◆ **Exercise aim**
Which lines of the data below contain the string "count"? Pull out each one whole, and treat uppercase and lowercase as different.

◆ **Listed records**
## Begin

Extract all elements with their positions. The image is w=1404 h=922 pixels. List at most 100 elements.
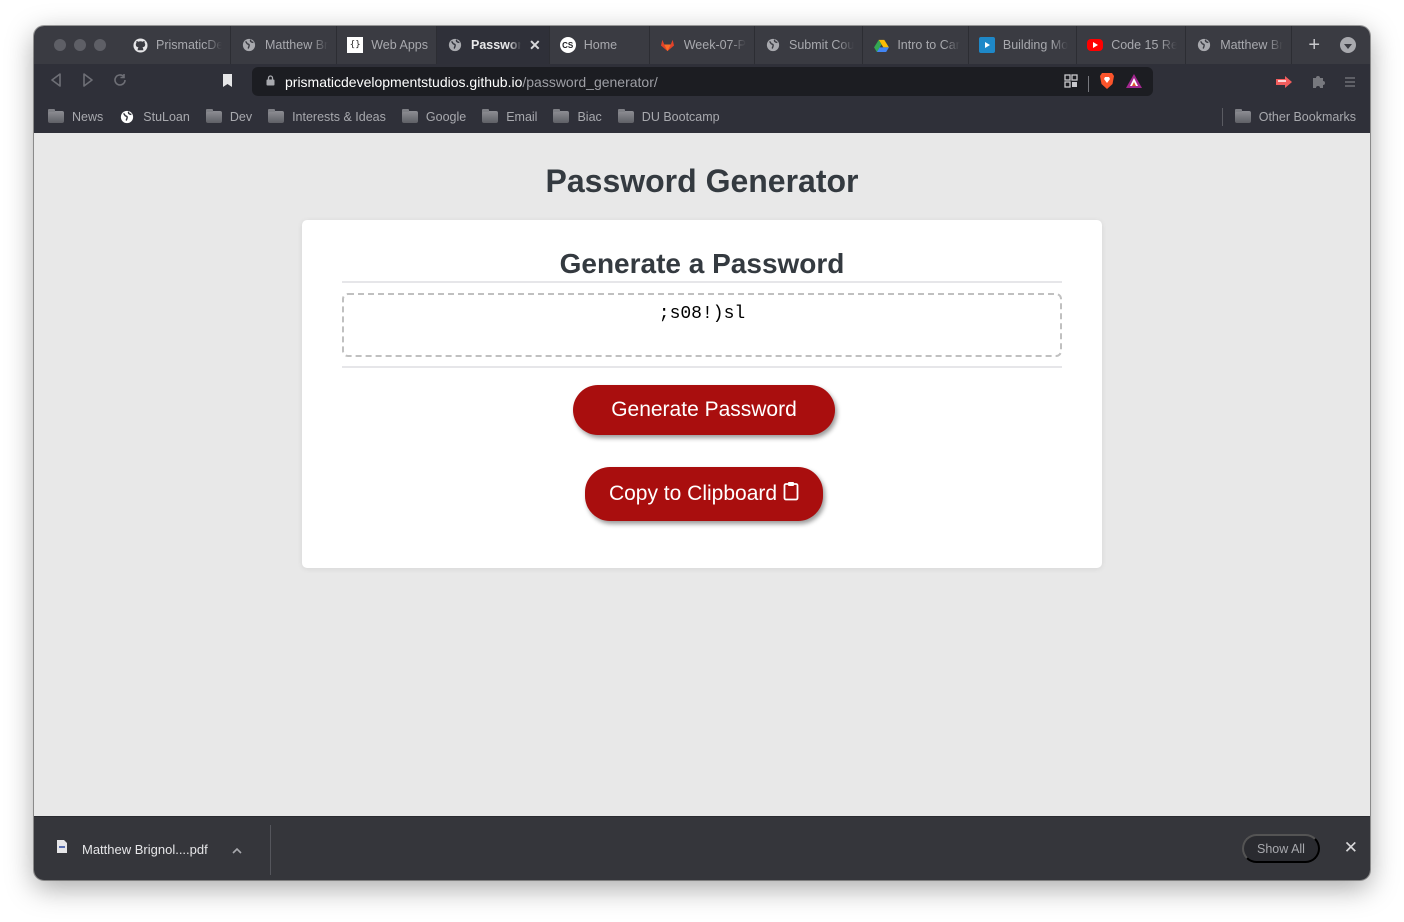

## End
## Begin

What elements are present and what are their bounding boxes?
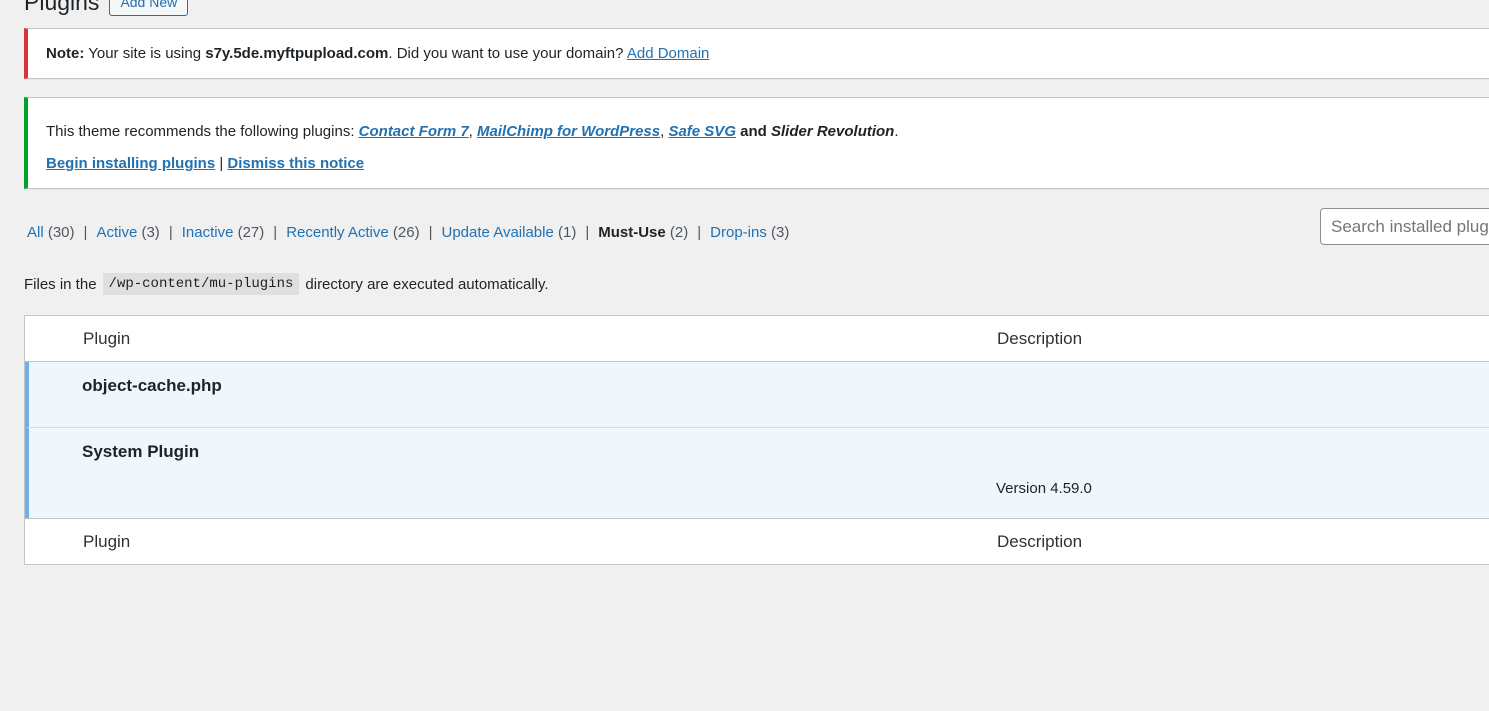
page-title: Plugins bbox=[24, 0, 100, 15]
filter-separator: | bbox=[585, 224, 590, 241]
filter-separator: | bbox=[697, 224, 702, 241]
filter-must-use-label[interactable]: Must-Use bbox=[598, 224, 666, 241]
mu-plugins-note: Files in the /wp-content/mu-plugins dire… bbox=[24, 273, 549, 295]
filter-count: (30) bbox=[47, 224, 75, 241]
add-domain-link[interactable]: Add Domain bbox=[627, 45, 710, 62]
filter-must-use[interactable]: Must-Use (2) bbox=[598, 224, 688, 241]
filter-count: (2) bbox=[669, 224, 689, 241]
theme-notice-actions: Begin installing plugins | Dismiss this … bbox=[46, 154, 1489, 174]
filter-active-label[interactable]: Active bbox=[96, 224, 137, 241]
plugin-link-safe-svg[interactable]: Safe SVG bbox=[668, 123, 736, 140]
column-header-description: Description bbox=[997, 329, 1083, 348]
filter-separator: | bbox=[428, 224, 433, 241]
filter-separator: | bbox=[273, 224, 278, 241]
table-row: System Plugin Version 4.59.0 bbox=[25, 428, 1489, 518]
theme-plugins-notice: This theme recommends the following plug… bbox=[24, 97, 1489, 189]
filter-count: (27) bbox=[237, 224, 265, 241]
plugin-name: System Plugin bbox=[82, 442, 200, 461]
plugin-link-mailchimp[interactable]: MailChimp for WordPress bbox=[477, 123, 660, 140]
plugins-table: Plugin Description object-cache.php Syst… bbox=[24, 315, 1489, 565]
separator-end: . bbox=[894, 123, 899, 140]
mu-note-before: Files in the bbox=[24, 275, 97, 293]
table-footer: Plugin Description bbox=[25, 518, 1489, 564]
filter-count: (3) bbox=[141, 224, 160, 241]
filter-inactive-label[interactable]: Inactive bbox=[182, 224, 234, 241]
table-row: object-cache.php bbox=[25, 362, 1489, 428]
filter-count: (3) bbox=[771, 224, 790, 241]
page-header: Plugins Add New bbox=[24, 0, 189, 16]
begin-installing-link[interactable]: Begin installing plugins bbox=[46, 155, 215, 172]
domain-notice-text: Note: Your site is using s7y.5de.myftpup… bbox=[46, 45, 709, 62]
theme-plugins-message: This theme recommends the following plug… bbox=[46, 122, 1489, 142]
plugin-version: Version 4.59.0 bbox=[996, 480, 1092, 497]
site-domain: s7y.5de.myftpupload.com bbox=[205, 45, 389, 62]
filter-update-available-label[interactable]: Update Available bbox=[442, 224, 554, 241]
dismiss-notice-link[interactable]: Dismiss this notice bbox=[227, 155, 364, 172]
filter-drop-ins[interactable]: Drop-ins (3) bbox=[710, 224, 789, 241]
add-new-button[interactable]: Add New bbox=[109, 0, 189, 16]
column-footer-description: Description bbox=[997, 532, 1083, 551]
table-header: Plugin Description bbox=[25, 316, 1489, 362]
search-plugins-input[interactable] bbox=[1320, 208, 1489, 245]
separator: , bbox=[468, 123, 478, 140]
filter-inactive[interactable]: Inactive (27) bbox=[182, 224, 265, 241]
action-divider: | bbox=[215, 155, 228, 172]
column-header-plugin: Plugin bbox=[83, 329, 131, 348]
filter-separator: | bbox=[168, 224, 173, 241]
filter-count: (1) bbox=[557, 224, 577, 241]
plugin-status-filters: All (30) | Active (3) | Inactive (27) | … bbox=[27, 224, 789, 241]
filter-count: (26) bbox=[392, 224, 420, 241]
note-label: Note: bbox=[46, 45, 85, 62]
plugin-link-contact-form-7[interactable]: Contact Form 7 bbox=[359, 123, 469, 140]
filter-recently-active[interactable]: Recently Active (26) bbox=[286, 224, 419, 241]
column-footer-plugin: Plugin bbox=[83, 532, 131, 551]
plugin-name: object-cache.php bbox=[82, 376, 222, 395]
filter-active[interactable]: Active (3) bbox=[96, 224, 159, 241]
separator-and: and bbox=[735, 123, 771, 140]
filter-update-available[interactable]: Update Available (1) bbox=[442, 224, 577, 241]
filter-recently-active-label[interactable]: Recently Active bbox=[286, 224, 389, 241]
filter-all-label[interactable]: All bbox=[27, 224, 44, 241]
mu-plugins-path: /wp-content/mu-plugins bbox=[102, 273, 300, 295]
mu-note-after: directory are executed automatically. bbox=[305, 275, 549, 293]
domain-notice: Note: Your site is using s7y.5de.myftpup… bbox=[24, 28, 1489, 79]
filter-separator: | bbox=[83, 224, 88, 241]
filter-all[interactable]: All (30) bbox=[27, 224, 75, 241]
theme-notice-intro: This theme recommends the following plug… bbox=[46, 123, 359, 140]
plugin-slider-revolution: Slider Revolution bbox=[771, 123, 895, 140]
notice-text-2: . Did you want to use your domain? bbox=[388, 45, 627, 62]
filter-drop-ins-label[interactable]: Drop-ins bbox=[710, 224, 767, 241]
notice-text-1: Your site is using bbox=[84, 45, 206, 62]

## End

◆ **Task solution**
filter-count: (30) bbox=[47, 224, 75, 241]
filter-count: (2) bbox=[669, 224, 689, 241]
filter-count: (27) bbox=[237, 224, 265, 241]
filter-count: (3) bbox=[141, 224, 160, 241]
filter-count: (3) bbox=[771, 224, 790, 241]
filter-count: (1) bbox=[557, 224, 577, 241]
filter-count: (26) bbox=[392, 224, 420, 241]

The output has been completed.